— Given instruction —
Copy out all of the material, matching it word for word.

— Data lines —
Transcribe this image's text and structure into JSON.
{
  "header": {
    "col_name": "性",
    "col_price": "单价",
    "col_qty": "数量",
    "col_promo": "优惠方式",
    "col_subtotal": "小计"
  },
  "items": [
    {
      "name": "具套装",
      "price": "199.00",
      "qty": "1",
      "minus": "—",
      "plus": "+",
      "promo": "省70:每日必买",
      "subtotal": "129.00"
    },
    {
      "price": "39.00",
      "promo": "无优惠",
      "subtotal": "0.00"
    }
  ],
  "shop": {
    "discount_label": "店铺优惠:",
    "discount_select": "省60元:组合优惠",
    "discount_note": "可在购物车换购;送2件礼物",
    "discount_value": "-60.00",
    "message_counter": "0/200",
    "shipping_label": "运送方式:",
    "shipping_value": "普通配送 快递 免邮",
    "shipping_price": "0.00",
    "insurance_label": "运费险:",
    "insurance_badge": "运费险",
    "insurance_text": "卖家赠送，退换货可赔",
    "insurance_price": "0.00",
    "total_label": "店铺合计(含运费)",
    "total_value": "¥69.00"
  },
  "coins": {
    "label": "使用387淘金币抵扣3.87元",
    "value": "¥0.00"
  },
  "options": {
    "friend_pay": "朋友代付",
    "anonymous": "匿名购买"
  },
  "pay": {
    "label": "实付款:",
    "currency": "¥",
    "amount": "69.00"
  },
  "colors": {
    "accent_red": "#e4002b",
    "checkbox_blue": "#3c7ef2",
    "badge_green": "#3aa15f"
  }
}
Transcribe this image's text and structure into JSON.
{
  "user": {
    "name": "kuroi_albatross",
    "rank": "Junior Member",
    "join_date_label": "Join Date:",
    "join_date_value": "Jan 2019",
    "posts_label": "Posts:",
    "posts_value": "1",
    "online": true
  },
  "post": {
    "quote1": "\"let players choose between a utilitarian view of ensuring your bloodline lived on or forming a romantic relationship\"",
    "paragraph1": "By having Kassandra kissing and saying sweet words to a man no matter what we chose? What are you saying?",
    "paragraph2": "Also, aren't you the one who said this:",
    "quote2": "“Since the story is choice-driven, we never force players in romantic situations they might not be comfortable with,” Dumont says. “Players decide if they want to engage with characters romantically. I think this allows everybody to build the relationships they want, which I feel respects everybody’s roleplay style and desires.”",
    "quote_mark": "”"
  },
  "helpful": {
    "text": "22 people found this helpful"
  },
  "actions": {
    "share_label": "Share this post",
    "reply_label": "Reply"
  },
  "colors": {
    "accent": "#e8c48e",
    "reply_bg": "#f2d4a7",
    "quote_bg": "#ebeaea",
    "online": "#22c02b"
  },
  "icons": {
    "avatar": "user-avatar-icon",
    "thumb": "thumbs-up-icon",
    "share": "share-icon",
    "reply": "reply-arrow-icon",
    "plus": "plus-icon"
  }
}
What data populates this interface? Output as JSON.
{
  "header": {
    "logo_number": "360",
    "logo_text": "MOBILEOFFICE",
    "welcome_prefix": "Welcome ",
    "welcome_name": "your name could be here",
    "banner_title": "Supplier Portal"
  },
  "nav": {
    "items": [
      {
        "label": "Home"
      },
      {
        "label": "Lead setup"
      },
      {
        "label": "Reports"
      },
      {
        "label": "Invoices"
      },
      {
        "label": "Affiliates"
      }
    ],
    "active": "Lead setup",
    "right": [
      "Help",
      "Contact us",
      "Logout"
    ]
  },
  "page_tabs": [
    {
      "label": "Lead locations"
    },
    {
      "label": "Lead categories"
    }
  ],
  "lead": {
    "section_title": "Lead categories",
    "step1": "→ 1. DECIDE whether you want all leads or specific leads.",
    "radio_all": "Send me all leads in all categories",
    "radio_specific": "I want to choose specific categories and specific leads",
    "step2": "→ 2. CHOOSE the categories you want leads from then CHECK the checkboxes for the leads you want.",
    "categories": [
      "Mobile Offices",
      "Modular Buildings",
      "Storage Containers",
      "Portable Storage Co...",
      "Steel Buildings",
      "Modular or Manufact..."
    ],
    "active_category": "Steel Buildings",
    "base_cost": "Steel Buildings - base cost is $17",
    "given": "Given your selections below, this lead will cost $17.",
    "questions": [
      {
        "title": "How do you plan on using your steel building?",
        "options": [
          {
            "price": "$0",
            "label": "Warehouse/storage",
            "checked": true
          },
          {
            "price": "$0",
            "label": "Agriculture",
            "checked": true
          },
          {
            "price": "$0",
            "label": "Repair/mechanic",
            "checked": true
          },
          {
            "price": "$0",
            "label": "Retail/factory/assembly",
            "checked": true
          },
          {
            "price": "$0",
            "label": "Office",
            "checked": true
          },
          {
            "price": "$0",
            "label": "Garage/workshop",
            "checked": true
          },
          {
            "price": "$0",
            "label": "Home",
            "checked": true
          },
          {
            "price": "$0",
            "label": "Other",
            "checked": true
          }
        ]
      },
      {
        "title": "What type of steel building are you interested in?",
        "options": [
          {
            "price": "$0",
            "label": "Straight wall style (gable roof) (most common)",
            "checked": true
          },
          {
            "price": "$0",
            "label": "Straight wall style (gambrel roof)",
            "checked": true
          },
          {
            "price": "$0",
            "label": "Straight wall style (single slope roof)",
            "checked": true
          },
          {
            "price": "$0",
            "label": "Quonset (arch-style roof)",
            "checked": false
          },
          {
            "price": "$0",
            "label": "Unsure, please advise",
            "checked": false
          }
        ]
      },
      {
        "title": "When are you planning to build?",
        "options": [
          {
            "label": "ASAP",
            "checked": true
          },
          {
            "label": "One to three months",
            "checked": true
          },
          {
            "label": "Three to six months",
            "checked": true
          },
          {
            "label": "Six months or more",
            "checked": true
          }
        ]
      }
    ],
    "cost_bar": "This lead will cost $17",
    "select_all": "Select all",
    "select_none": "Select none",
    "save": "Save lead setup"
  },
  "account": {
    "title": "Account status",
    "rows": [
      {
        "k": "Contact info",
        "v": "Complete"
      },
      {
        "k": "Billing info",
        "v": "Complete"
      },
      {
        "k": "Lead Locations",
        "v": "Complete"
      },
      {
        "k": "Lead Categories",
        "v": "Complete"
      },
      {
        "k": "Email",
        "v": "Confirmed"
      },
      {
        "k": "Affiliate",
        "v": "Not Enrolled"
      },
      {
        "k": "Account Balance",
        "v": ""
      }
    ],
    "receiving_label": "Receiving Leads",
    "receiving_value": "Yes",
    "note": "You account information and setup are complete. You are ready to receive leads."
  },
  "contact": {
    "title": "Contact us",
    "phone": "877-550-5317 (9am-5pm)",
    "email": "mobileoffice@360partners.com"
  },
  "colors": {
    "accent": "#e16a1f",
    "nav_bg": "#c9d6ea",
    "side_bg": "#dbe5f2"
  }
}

— Task result —
Transcribe this image's text and structure into JSON.
{
  "header": {
    "col_name": "性",
    "col_price": "单价",
    "col_qty": "数量",
    "col_promo": "优惠方式",
    "col_subtotal": "小计"
  },
  "items": [
    {
      "name": "具套装",
      "price": "199.00",
      "qty": "1",
      "minus": "—",
      "plus": "+",
      "promo": "省70:每日必买",
      "subtotal": "129.00"
    },
    {
      "price": "39.00",
      "promo": "无优惠",
      "subtotal": "0.00"
    }
  ],
  "shop": {
    "discount_label": "店铺优惠:",
    "discount_select": "省60元:组合优惠",
    "discount_note": "可在购物车换购;送2件礼物",
    "discount_value": "-60.00",
    "message_counter": "0/200",
    "shipping_label": "运送方式:",
    "shipping_value": "普通配送 快递 免邮",
    "shipping_price": "0.00",
    "insurance_label": "运费险:",
    "insurance_badge": "运费险",
    "insurance_text": "卖家赠送，退换货可赔",
    "insurance_price": "0.00",
    "total_label": "店铺合计(含运费)",
    "total_value": "¥69.00"
  },
  "coins": {
    "label": "使用387淘金币抵扣3.87元",
    "value": "¥0.00"
  },
  "options": {
    "friend_pay": "朋友代付",
    "anonymous": "匿名购买"
  },
  "pay": {
    "label": "实付款:",
    "currency": "¥",
    "amount": "69.00"
  },
  "colors": {
    "accent_red": "#e4002b",
    "checkbox_blue": "#3c7ef2",
    "badge_green": "#3aa15f"
  }
}
Transcribe this image's text and structure into JSON.
{
  "user": {
    "name": "kuroi_albatross",
    "rank": "Junior Member",
    "join_date_label": "Join Date:",
    "join_date_value": "Jan 2019",
    "posts_label": "Posts:",
    "posts_value": "1",
    "online": true
  },
  "post": {
    "quote1": "\"let players choose between a utilitarian view of ensuring your bloodline lived on or forming a romantic relationship\"",
    "paragraph1": "By having Kassandra kissing and saying sweet words to a man no matter what we chose? What are you saying?",
    "paragraph2": "Also, aren't you the one who said this:",
    "quote2": "“Since the story is choice-driven, we never force players in romantic situations they might not be comfortable with,” Dumont says. “Players decide if they want to engage with characters romantically. I think this allows everybody to build the relationships they want, which I feel respects everybody’s roleplay style and desires.”",
    "quote_mark": "”"
  },
  "helpful": {
    "text": "22 people found this helpful"
  },
  "actions": {
    "share_label": "Share this post",
    "reply_label": "Reply"
  },
  "colors": {
    "accent": "#e8c48e",
    "reply_bg": "#f2d4a7",
    "quote_bg": "#ebeaea",
    "online": "#22c02b"
  },
  "icons": {
    "avatar": "user-avatar-icon",
    "thumb": "thumbs-up-icon",
    "share": "share-icon",
    "reply": "reply-arrow-icon",
    "plus": "plus-icon"
  }
}
What data populates this interface? Output as JSON.
{
  "header": {
    "logo_number": "360",
    "logo_text": "MOBILEOFFICE",
    "welcome_prefix": "Welcome ",
    "welcome_name": "your name could be here",
    "banner_title": "Supplier Portal"
  },
  "nav": {
    "items": [
      {
        "label": "Home"
      },
      {
        "label": "Lead setup"
      },
      {
        "label": "Reports"
      },
      {
        "label": "Invoices"
      },
      {
        "label": "Affiliates"
      }
    ],
    "active": "Lead setup",
    "right": [
      "Help",
      "Contact us",
      "Logout"
    ]
  },
  "page_tabs": [
    {
      "label": "Lead locations"
    },
    {
      "label": "Lead categories"
    }
  ],
  "lead": {
    "section_title": "Lead categories",
    "step1": "→ 1. DECIDE whether you want all leads or specific leads.",
    "radio_all": "Send me all leads in all categories",
    "radio_specific": "I want to choose specific categories and specific leads",
    "step2": "→ 2. CHOOSE the categories you want leads from then CHECK the checkboxes for the leads you want.",
    "categories": [
      "Mobile Offices",
      "Modular Buildings",
      "Storage Containers",
      "Portable Storage Co...",
      "Steel Buildings",
      "Modular or Manufact..."
    ],
    "active_category": "Steel Buildings",
    "base_cost": "Steel Buildings - base cost is $17",
    "given": "Given your selections below, this lead will cost $17.",
    "questions": [
      {
        "title": "How do you plan on using your steel building?",
        "options": [
          {
            "price": "$0",
            "label": "Warehouse/storage",
            "checked": true
          },
          {
            "price": "$0",
            "label": "Agriculture",
            "checked": true
          },
          {
            "price": "$0",
            "label": "Repair/mechanic",
            "checked": true
          },
          {
            "price": "$0",
            "label": "Retail/factory/assembly",
            "checked": true
          },
          {
            "price": "$0",
            "label": "Office",
            "checked": true
          },
          {
            "price": "$0",
            "label": "Garage/workshop",
            "checked": true
          },
          {
            "price": "$0",
            "label": "Home",
            "checked": true
          },
          {
            "price": "$0",
            "label": "Other",
            "checked": true
          }
        ]
      },
      {
        "title": "What type of steel building are you interested in?",
        "options": [
          {
            "price": "$0",
            "label": "Straight wall style (gable roof) (most common)",
            "checked": true
          },
          {
            "price": "$0",
            "label": "Straight wall style (gambrel roof)",
            "checked": true
          },
          {
            "price": "$0",
            "label": "Straight wall style (single slope roof)",
            "checked": true
          },
          {
            "price": "$0",
            "label": "Quonset (arch-style roof)",
            "checked": false
          },
          {
            "price": "$0",
            "label": "Unsure, please advise",
            "checked": false
          }
        ]
      },
      {
        "title": "When are you planning to build?",
        "options": [
          {
            "label": "ASAP",
            "checked": true
          },
          {
            "label": "One to three months",
            "checked": true
          },
          {
            "label": "Three to six months",
            "checked": true
          },
          {
            "label": "Six months or more",
            "checked": true
          }
        ]
      }
    ],
    "cost_bar": "This lead will cost $17",
    "select_all": "Select all",
    "select_none": "Select none",
    "save": "Save lead setup"
  },
  "account": {
    "title": "Account status",
    "rows": [
      {
        "k": "Contact info",
        "v": "Complete"
      },
      {
        "k": "Billing info",
        "v": "Complete"
      },
      {
        "k": "Lead Locations",
        "v": "Complete"
      },
      {
        "k": "Lead Categories",
        "v": "Complete"
      },
      {
        "k": "Email",
        "v": "Confirmed"
      },
      {
        "k": "Affiliate",
        "v": "Not Enrolled"
      },
      {
        "k": "Account Balance",
        "v": ""
      }
    ],
    "receiving_label": "Receiving Leads",
    "receiving_value": "Yes",
    "note": "You account information and setup are complete. You are ready to receive leads."
  },
  "contact": {
    "title": "Contact us",
    "phone": "877-550-5317 (9am-5pm)",
    "email": "mobileoffice@360partners.com"
  },
  "colors": {
    "accent": "#e16a1f",
    "nav_bg": "#c9d6ea",
    "side_bg": "#dbe5f2"
  }
}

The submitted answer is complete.